Aim
Report every line below that holds the word "marker".

Rows from a dataset
- - -

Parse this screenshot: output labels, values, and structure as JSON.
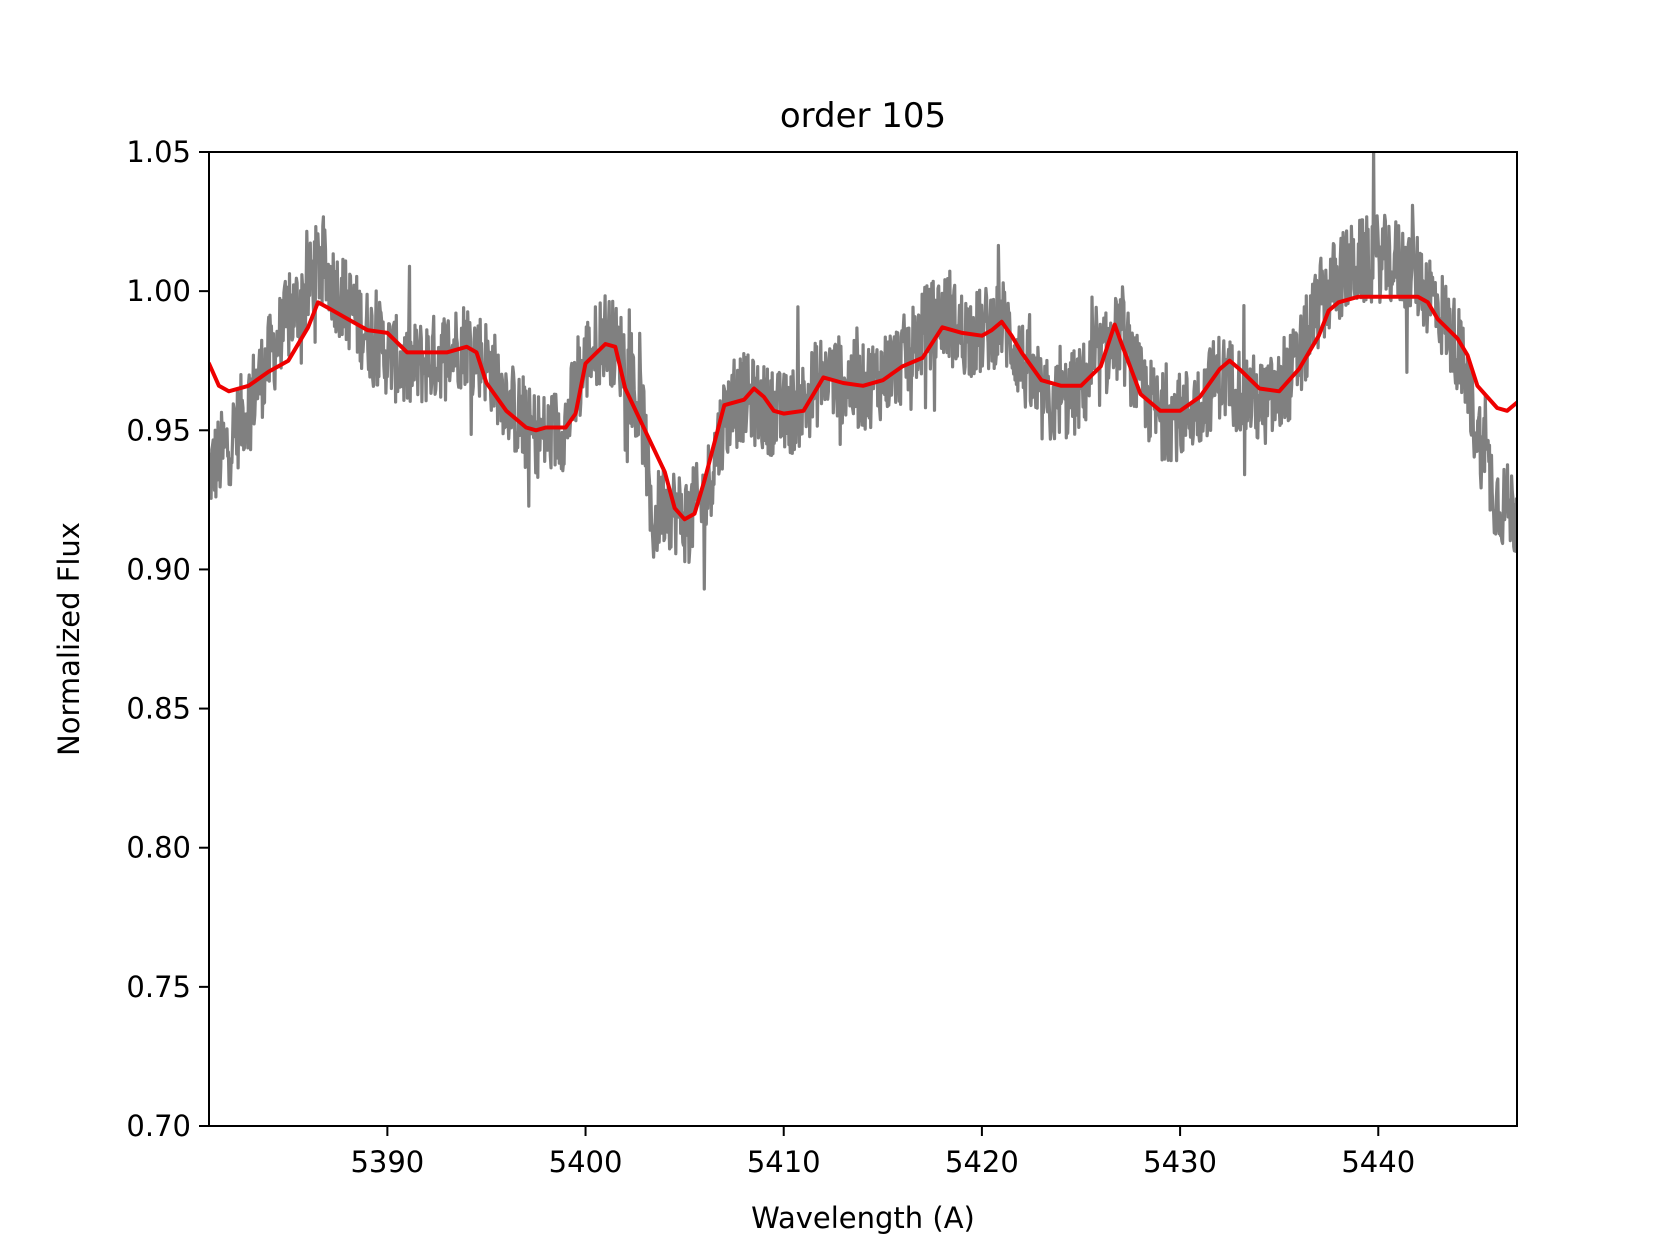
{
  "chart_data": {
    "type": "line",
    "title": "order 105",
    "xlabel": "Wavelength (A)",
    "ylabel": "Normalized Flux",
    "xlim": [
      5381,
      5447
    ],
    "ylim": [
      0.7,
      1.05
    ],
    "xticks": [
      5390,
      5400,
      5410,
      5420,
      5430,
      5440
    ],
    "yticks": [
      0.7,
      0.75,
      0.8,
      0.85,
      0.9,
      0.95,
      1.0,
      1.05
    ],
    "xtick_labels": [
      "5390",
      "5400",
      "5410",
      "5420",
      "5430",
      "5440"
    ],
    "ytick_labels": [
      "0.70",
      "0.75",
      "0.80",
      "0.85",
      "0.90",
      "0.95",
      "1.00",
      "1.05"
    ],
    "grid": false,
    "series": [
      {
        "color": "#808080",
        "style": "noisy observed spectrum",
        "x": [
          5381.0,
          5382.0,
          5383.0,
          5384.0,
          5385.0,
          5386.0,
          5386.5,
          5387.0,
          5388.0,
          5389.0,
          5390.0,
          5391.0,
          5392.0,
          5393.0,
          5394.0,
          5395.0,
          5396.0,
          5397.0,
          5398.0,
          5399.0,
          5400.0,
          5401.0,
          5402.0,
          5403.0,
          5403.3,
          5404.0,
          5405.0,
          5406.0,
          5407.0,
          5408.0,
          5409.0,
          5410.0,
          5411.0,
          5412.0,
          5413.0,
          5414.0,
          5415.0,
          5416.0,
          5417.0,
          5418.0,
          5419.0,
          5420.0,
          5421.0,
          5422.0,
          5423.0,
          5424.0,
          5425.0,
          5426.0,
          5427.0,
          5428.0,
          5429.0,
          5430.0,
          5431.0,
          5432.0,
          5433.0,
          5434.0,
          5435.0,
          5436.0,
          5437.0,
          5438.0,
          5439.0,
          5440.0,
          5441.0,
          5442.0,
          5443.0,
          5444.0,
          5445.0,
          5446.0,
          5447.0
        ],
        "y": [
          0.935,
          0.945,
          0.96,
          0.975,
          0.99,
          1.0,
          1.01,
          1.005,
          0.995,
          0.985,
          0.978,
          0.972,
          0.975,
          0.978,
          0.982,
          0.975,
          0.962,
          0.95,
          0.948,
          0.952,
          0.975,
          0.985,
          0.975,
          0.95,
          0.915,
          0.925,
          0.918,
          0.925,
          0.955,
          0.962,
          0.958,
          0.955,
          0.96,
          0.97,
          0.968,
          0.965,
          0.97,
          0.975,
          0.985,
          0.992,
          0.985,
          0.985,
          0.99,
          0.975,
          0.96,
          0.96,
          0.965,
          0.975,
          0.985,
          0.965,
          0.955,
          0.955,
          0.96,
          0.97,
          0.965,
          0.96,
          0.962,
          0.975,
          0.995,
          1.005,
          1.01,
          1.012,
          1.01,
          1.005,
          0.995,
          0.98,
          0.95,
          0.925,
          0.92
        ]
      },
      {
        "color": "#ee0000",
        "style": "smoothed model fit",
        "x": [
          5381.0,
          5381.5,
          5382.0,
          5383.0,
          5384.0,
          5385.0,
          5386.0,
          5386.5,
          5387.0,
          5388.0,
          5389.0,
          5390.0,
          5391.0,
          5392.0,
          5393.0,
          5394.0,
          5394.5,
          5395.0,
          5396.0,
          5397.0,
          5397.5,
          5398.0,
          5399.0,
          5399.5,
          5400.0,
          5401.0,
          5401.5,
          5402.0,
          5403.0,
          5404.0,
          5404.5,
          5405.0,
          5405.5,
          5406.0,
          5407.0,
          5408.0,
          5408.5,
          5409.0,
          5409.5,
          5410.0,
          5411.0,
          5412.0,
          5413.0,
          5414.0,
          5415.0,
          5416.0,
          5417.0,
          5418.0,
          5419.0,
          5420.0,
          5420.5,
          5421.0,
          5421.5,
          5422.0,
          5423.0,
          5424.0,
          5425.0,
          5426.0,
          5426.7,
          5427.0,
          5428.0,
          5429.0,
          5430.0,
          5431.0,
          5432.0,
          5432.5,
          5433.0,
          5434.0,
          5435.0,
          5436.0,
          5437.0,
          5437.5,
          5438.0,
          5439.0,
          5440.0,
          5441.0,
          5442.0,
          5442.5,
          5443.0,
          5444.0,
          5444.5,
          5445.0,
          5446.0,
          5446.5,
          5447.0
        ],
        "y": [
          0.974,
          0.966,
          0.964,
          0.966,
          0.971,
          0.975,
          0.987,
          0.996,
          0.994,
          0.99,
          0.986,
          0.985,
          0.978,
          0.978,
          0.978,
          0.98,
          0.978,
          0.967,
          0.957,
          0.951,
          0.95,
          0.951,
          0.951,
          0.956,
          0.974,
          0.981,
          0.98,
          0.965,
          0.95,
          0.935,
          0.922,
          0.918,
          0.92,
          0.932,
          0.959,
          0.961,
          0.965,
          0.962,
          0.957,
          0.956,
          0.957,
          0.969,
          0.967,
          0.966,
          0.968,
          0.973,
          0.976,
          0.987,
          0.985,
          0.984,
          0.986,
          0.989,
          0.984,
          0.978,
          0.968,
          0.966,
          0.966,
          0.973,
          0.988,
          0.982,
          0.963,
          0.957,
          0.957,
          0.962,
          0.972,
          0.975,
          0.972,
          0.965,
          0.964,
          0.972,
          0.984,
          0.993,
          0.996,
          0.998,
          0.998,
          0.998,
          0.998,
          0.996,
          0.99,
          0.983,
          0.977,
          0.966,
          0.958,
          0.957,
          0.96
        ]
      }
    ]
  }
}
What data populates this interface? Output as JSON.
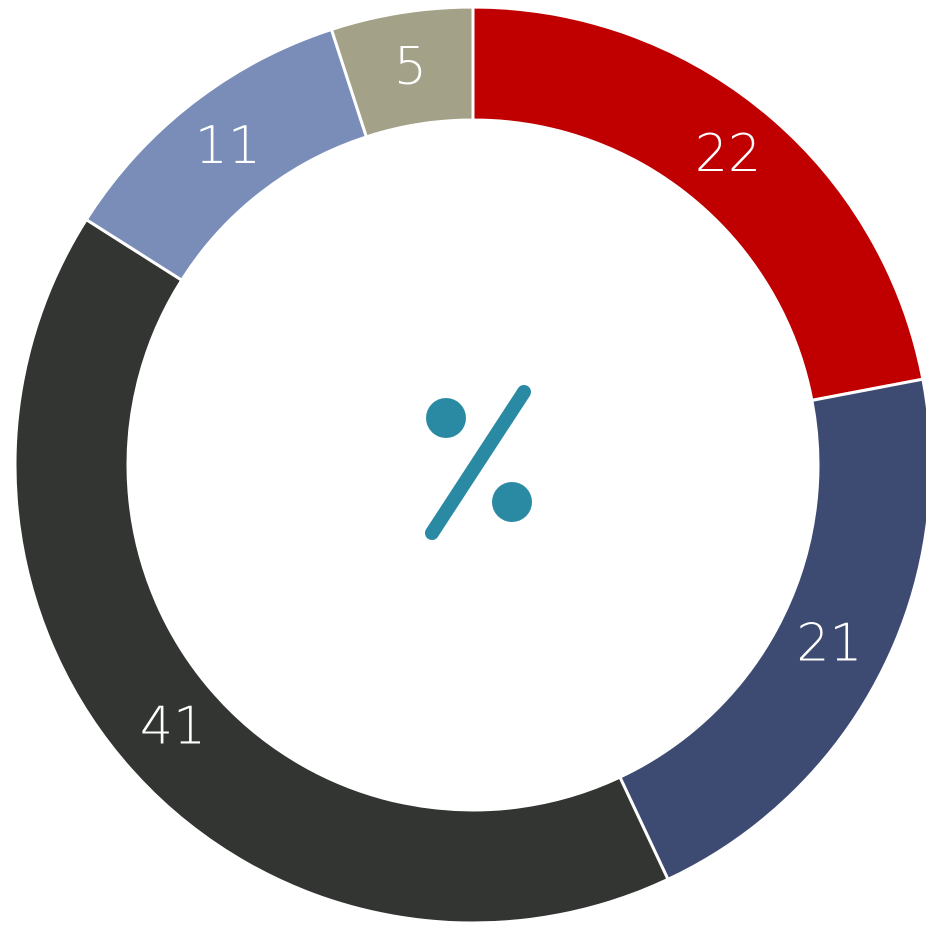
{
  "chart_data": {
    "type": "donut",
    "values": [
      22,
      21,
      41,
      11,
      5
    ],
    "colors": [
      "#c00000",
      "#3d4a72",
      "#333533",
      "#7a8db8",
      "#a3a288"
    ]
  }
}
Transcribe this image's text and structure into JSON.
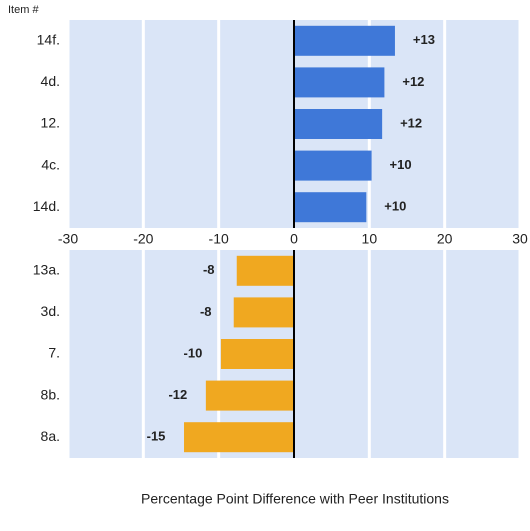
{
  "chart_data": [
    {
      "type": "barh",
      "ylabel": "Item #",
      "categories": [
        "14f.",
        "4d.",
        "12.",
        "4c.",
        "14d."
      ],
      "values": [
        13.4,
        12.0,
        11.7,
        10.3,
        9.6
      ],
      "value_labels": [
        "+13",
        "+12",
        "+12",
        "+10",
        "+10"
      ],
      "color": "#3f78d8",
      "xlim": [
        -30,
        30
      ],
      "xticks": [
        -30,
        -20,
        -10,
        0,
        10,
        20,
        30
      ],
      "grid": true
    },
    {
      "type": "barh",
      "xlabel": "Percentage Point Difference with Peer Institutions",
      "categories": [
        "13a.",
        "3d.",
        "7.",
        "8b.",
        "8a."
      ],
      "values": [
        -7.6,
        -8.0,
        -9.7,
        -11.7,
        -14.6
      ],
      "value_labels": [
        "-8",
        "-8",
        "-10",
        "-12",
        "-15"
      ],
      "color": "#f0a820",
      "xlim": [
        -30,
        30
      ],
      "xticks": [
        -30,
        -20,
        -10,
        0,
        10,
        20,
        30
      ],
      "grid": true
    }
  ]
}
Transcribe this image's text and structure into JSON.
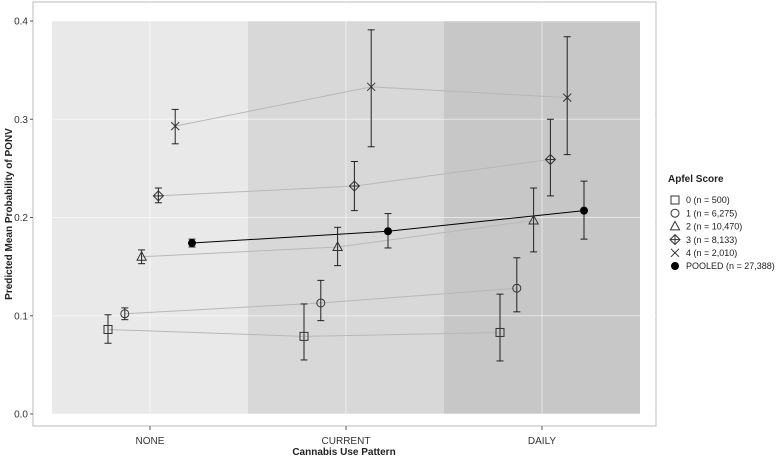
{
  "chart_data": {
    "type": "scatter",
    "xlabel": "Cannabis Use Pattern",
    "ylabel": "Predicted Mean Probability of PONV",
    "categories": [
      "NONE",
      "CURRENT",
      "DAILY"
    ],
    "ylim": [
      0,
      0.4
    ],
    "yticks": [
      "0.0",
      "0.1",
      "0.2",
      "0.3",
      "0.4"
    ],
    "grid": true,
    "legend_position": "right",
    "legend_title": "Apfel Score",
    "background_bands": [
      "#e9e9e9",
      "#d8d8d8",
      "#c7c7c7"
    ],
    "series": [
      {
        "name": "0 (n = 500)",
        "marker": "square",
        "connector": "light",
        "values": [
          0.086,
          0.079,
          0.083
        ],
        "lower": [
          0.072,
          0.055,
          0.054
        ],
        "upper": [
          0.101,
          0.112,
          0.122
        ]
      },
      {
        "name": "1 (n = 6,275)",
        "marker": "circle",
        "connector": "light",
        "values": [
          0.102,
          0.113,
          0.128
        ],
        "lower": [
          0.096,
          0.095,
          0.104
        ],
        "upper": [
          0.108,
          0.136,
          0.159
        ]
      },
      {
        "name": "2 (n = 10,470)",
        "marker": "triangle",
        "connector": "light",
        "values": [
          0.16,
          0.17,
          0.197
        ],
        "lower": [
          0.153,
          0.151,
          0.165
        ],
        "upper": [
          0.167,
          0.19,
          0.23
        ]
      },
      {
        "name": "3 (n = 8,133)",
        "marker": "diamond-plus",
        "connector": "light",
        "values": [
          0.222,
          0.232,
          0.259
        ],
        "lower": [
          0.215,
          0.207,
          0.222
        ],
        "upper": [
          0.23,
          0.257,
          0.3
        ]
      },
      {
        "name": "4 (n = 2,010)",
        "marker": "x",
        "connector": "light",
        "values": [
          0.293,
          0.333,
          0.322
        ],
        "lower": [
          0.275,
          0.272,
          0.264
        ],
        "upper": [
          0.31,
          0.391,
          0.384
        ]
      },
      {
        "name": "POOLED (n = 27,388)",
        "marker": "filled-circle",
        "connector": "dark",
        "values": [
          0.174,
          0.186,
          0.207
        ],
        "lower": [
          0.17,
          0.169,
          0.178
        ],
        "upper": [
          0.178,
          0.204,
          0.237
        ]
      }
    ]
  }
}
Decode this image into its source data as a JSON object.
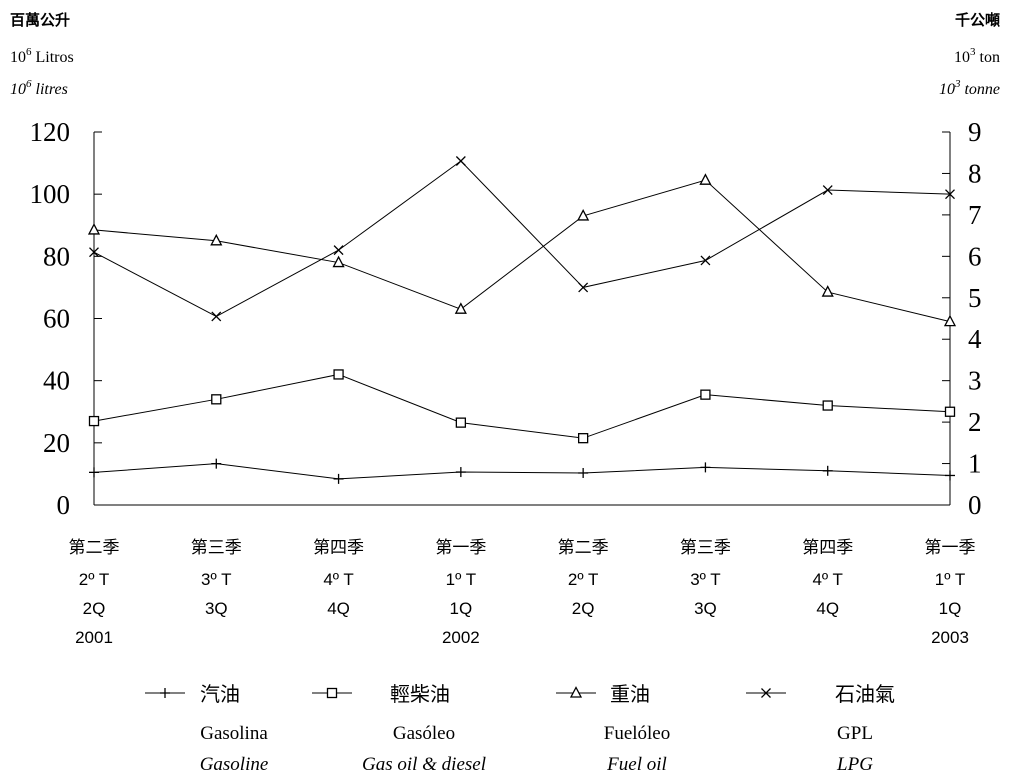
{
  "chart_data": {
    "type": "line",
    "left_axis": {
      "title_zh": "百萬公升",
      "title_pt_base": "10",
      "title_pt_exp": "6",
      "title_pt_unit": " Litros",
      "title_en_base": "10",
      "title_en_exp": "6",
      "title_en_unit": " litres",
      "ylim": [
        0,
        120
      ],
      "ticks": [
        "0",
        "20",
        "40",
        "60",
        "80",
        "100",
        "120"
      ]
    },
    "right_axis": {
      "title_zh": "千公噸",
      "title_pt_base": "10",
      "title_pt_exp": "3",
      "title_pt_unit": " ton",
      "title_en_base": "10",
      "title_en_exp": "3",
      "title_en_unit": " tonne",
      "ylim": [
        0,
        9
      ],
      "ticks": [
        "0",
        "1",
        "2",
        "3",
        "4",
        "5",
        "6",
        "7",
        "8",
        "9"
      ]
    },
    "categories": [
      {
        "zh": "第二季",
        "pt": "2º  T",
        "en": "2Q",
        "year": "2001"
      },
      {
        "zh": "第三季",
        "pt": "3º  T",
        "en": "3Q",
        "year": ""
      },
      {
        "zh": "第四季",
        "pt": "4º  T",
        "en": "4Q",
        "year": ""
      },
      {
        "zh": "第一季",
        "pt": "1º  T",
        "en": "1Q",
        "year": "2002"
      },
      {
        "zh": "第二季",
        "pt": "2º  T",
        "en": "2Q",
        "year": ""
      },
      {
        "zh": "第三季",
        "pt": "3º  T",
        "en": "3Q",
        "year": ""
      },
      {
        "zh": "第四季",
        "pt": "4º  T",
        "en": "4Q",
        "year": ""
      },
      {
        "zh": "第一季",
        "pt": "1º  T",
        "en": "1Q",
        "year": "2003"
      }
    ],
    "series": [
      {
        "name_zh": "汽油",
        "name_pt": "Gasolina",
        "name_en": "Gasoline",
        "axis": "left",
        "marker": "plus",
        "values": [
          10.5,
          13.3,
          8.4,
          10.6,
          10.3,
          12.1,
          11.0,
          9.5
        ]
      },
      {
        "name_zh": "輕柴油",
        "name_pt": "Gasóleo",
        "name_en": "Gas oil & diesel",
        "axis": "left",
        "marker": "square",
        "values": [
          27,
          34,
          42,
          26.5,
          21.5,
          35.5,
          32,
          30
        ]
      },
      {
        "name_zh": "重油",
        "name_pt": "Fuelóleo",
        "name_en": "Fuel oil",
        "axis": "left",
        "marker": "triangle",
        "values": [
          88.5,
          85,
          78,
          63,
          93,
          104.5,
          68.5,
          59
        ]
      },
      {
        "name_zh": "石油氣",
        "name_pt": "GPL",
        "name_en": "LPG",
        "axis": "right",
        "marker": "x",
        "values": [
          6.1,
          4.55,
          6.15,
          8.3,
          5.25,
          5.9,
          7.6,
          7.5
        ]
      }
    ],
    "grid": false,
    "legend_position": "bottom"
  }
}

- - -

Final answer
        "marker": "square",
        "marker": "circle",
        "marker": "triangle",
        "marker": "diamond-plus",
        "marker": "x",
        "marker": "filled-circle",
        "marker": "plus",
        "marker": "square",
        "marker": "triangle",
        "marker": "x",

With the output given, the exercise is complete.